▶ Set exercise
Skip the images. Copy the records exactly as written.

######

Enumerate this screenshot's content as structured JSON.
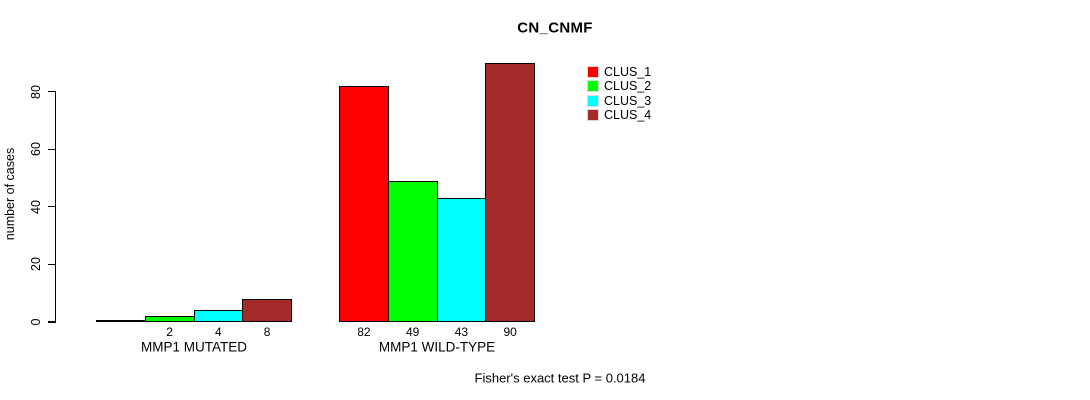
{
  "chart_data": {
    "type": "bar",
    "title": "CN_CNMF",
    "ylabel": "number of cases",
    "xlabel": "",
    "ylim": [
      0,
      90
    ],
    "yticks": [
      0,
      20,
      40,
      60,
      80
    ],
    "grid": false,
    "background": "#ffffff",
    "bar_border_color": "#000000",
    "legend_position": "top-right-inside",
    "legend": [
      "CLUS_1",
      "CLUS_2",
      "CLUS_3",
      "CLUS_4"
    ],
    "series_colors": {
      "CLUS_1": "#ff0000",
      "CLUS_2": "#00ff00",
      "CLUS_3": "#00ffff",
      "CLUS_4": "#a52a2a"
    },
    "groups": [
      {
        "label": "MMP1 MUTATED",
        "values": [
          0,
          2,
          4,
          8
        ],
        "bar_labels": [
          "",
          "2",
          "4",
          "8"
        ]
      },
      {
        "label": "MMP1 WILD-TYPE",
        "values": [
          82,
          49,
          43,
          90
        ],
        "bar_labels": [
          "82",
          "49",
          "43",
          "90"
        ]
      }
    ],
    "footnote": "Fisher's exact test P = 0.0184"
  }
}
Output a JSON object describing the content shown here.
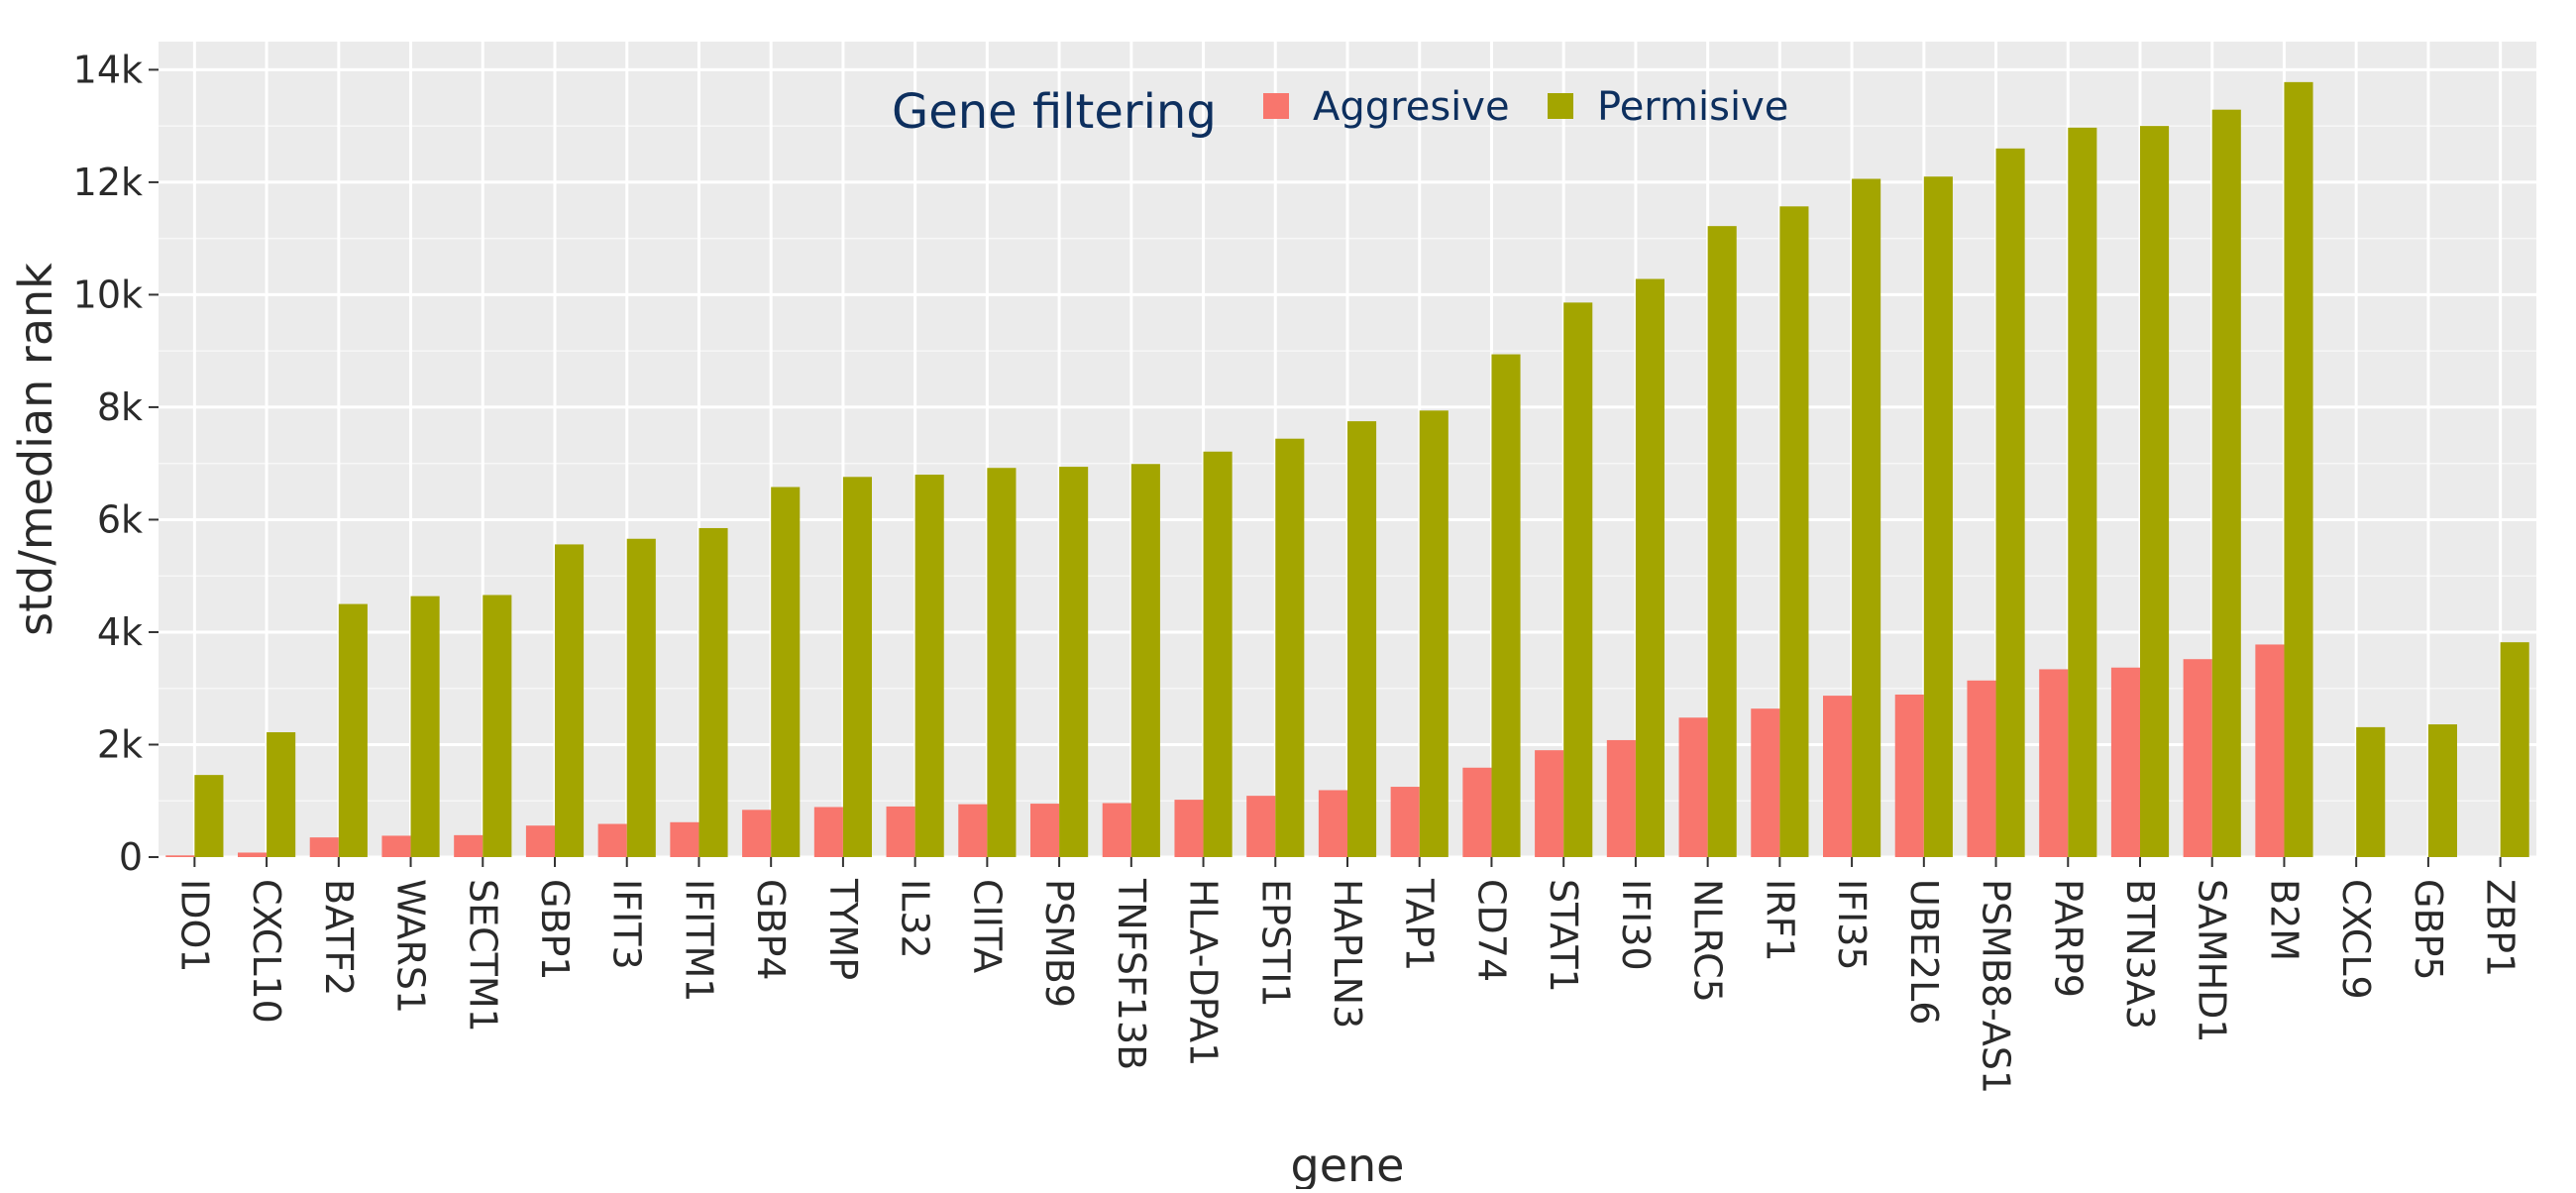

######

▶ Right answer
Enumerate this screenshot's content as structured JSON.
{
  "chart_data": {
    "type": "bar",
    "title": "CN_CNMF",
    "ylabel": "number of cases",
    "xlabel": "",
    "ylim": [
      0,
      90
    ],
    "yticks": [
      0,
      20,
      40,
      60,
      80
    ],
    "grid": false,
    "background": "#ffffff",
    "bar_border_color": "#000000",
    "legend_position": "top-right-inside",
    "legend": [
      "CLUS_1",
      "CLUS_2",
      "CLUS_3",
      "CLUS_4"
    ],
    "series_colors": {
      "CLUS_1": "#ff0000",
      "CLUS_2": "#00ff00",
      "CLUS_3": "#00ffff",
      "CLUS_4": "#a52a2a"
    },
    "groups": [
      {
        "label": "MMP1 MUTATED",
        "values": [
          0,
          2,
          4,
          8
        ],
        "bar_labels": [
          "",
          "2",
          "4",
          "8"
        ]
      },
      {
        "label": "MMP1 WILD-TYPE",
        "values": [
          82,
          49,
          43,
          90
        ],
        "bar_labels": [
          "82",
          "49",
          "43",
          "90"
        ]
      }
    ],
    "footnote": "Fisher's exact test P = 0.0184"
  }
}
Output a JSON object describing the content shown here.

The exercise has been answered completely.